数据部分 »
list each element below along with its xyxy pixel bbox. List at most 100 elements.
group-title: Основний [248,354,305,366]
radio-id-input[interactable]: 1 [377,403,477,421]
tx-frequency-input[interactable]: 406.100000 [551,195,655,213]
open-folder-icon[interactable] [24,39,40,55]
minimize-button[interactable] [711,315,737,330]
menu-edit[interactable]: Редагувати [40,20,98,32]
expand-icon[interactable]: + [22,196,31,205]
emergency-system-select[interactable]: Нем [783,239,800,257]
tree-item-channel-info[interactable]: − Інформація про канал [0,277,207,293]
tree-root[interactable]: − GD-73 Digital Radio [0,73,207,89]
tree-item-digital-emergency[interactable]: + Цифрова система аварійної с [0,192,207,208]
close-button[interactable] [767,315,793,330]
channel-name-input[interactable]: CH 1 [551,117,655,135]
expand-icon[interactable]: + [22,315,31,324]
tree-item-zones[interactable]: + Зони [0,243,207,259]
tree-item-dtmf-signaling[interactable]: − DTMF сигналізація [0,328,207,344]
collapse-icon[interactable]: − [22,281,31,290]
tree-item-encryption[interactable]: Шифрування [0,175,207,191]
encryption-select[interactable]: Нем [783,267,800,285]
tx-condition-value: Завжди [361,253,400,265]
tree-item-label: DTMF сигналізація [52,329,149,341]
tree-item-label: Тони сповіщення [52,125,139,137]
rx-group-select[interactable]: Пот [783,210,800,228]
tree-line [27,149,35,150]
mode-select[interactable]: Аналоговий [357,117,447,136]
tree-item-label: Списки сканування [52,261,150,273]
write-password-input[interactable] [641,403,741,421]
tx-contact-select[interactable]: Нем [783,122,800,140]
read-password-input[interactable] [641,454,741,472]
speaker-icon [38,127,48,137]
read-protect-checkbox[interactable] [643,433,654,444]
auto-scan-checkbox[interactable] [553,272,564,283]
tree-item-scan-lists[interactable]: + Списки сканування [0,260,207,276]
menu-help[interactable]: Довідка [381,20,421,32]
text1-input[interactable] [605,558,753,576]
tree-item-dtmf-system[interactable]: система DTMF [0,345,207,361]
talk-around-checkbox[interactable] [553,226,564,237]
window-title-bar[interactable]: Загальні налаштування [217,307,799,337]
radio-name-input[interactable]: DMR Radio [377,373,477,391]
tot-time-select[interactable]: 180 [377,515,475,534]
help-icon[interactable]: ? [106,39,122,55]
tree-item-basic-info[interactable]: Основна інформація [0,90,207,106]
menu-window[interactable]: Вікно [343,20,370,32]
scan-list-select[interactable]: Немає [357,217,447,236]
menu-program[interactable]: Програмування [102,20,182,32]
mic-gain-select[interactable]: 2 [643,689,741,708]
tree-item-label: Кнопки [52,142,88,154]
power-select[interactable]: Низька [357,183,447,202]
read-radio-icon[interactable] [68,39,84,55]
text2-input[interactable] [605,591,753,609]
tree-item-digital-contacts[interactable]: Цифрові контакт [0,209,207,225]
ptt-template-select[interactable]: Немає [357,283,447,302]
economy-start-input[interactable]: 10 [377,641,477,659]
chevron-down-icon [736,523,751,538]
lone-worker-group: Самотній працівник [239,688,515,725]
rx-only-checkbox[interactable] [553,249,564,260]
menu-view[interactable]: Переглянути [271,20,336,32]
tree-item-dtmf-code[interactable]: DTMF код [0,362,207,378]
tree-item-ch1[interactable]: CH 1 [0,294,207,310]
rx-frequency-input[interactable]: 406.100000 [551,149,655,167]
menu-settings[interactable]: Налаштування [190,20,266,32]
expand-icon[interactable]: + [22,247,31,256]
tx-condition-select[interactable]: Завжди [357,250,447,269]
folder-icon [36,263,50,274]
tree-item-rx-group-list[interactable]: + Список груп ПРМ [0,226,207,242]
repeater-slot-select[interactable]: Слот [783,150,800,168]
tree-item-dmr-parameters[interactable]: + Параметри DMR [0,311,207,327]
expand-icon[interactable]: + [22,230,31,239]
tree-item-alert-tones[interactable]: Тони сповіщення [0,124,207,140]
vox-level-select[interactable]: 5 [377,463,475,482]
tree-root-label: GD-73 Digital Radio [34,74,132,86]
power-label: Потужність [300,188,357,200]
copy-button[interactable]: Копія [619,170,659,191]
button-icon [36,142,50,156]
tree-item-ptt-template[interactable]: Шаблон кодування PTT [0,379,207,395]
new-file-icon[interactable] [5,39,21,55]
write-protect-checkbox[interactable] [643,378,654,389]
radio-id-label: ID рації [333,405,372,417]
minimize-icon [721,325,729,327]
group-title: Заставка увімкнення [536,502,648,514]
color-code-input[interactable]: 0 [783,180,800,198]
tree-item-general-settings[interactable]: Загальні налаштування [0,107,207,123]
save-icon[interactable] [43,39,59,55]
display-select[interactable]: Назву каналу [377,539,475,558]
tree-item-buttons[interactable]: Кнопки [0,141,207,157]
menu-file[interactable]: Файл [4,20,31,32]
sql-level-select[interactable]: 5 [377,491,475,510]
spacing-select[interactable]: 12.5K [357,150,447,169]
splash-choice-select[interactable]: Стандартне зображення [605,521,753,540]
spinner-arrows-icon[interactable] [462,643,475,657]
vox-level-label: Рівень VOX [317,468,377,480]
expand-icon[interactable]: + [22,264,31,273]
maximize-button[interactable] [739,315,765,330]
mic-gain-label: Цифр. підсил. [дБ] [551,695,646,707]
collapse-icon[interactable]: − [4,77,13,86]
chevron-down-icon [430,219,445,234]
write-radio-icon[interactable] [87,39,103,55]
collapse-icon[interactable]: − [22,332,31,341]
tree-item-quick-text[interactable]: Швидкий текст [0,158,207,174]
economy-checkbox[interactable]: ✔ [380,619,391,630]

练习说明 » 请从上方数据的第一行起，一直到包含“tree-line [27,149,35,150]”的那一行为止（首尾两行均包括在内），逐字照录这些行。

题目解答 »
list each element below along with its xyxy pixel bbox. List at most 100 elements.
group-title: Основний [248,354,305,366]
radio-id-input[interactable]: 1 [377,403,477,421]
tx-frequency-input[interactable]: 406.100000 [551,195,655,213]
open-folder-icon[interactable] [24,39,40,55]
minimize-button[interactable] [711,315,737,330]
menu-edit[interactable]: Редагувати [40,20,98,32]
expand-icon[interactable]: + [22,196,31,205]
emergency-system-select[interactable]: Нем [783,239,800,257]
tree-item-channel-info[interactable]: − Інформація про канал [0,277,207,293]
tree-root[interactable]: − GD-73 Digital Radio [0,73,207,89]
tree-item-digital-emergency[interactable]: + Цифрова система аварійної с [0,192,207,208]
close-button[interactable] [767,315,793,330]
channel-name-input[interactable]: CH 1 [551,117,655,135]
expand-icon[interactable]: + [22,315,31,324]
tree-item-zones[interactable]: + Зони [0,243,207,259]
tree-item-dtmf-signaling[interactable]: − DTMF сигналізація [0,328,207,344]
collapse-icon[interactable]: − [22,281,31,290]
tree-item-encryption[interactable]: Шифрування [0,175,207,191]
encryption-select[interactable]: Нем [783,267,800,285]
tx-condition-value: Завжди [361,253,400,265]
tree-item-label: DTMF сигналізація [52,329,149,341]
tree-item-label: Тони сповіщення [52,125,139,137]
rx-group-select[interactable]: Пот [783,210,800,228]
tree-line [27,149,35,150]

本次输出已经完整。